===== Record extracts =====

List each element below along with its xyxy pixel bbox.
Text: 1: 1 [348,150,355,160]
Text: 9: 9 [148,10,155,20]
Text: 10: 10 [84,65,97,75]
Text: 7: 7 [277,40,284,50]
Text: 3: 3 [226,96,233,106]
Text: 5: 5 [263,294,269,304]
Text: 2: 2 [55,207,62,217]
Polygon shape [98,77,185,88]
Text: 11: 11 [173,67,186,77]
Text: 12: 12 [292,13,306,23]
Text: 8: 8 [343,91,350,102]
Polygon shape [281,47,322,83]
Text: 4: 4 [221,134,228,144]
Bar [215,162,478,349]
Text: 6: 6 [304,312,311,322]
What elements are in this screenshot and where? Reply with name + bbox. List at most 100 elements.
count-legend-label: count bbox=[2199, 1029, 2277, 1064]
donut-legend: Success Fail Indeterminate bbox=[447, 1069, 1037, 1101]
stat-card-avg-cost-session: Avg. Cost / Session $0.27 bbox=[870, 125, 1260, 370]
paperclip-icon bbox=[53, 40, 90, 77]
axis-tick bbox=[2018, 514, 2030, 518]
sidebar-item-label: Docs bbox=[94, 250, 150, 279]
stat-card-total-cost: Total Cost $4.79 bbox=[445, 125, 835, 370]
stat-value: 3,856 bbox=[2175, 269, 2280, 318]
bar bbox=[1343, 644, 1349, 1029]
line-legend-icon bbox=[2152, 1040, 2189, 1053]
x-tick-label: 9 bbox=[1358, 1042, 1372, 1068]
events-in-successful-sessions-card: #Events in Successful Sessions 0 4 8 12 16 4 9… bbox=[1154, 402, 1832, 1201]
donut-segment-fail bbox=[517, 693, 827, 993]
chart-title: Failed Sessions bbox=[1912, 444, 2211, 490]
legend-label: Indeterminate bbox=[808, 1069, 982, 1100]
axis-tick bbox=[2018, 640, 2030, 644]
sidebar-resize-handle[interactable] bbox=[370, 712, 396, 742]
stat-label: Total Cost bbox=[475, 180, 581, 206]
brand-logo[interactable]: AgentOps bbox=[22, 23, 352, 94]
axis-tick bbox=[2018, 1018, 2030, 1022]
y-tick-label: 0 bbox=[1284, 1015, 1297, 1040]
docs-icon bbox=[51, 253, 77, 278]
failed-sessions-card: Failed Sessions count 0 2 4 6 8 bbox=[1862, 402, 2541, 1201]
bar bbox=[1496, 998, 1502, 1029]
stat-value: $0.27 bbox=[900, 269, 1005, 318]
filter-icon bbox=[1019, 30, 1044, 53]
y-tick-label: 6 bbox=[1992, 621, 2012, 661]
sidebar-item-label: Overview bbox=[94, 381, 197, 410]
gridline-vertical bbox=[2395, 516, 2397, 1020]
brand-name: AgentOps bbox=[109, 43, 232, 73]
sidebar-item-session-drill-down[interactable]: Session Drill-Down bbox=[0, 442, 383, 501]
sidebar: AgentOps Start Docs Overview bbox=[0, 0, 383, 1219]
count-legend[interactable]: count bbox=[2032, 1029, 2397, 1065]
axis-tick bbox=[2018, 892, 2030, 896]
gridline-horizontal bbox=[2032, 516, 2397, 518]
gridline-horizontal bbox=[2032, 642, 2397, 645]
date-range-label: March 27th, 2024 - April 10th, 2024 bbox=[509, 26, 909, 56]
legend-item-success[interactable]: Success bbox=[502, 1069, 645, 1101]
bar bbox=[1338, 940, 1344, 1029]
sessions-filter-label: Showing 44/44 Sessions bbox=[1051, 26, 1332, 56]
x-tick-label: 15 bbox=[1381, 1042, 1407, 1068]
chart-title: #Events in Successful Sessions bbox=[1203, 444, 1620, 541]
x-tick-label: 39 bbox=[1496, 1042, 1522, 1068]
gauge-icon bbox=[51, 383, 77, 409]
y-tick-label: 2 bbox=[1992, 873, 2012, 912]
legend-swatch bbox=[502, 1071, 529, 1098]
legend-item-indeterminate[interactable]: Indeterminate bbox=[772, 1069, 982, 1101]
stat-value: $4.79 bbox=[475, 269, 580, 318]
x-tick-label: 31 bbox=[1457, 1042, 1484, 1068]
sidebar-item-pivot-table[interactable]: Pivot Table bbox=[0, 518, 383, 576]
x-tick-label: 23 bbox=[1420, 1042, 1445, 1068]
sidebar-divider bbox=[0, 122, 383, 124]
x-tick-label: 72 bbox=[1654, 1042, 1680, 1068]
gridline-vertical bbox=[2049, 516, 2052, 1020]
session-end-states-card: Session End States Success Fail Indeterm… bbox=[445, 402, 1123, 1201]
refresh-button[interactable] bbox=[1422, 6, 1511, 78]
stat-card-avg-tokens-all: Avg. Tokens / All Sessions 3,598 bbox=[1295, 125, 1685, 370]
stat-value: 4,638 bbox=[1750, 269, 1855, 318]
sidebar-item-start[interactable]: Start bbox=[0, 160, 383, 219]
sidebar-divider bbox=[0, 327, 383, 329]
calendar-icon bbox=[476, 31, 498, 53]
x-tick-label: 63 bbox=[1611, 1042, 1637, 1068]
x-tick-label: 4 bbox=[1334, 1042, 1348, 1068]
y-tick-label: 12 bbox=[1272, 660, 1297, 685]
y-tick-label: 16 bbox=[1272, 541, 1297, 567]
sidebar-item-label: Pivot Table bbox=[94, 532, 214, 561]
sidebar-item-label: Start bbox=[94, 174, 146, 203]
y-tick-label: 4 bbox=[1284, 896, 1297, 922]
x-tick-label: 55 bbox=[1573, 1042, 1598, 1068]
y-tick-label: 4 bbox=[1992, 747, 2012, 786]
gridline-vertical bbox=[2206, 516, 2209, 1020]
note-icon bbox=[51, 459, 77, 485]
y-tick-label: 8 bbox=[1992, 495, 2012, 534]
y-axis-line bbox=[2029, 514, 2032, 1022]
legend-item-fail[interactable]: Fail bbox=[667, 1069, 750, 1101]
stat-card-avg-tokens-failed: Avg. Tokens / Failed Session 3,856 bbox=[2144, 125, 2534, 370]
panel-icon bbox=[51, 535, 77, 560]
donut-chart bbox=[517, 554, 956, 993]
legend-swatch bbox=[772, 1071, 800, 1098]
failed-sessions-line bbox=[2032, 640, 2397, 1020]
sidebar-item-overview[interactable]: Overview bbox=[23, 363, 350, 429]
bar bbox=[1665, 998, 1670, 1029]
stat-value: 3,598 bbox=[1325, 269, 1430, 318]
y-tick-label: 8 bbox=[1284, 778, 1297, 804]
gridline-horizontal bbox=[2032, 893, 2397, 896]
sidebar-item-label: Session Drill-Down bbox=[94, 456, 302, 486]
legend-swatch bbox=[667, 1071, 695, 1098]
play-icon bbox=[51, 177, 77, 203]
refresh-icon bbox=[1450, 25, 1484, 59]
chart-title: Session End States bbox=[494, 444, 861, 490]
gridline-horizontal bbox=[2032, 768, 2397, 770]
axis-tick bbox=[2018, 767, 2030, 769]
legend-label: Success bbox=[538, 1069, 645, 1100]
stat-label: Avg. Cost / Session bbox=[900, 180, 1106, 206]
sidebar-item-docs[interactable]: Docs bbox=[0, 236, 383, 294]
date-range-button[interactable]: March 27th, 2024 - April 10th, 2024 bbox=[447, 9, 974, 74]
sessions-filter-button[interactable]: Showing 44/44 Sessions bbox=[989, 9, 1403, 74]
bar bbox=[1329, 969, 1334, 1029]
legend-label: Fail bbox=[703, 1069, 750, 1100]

=====

* _Written request_
Copy the data verbatim, starting at the first line and ending at the line that contains "stat-card-total-cost: Total Cost".

* _Finished answer_
List each element below along with its xyxy pixel bbox.
Text: 1: 1 [348,150,355,160]
Text: 9: 9 [148,10,155,20]
Text: 10: 10 [84,65,97,75]
Text: 7: 7 [277,40,284,50]
Text: 3: 3 [226,96,233,106]
Text: 5: 5 [263,294,269,304]
Text: 2: 2 [55,207,62,217]
Polygon shape [98,77,185,88]
Text: 11: 11 [173,67,186,77]
Text: 12: 12 [292,13,306,23]
Text: 8: 8 [343,91,350,102]
Polygon shape [281,47,322,83]
Text: 4: 4 [221,134,228,144]
Bar [215,162,478,349]
Text: 6: 6 [304,312,311,322]
What elements are in this screenshot and where? Reply with name + bbox. List at most 100 elements.
count-legend-label: count bbox=[2199, 1029, 2277, 1064]
donut-legend: Success Fail Indeterminate bbox=[447, 1069, 1037, 1101]
stat-card-avg-cost-session: Avg. Cost / Session $0.27 bbox=[870, 125, 1260, 370]
paperclip-icon bbox=[53, 40, 90, 77]
axis-tick bbox=[2018, 514, 2030, 518]
sidebar-item-label: Docs bbox=[94, 250, 150, 279]
stat-card-total-cost: Total Cost $4.79 bbox=[445, 125, 835, 370]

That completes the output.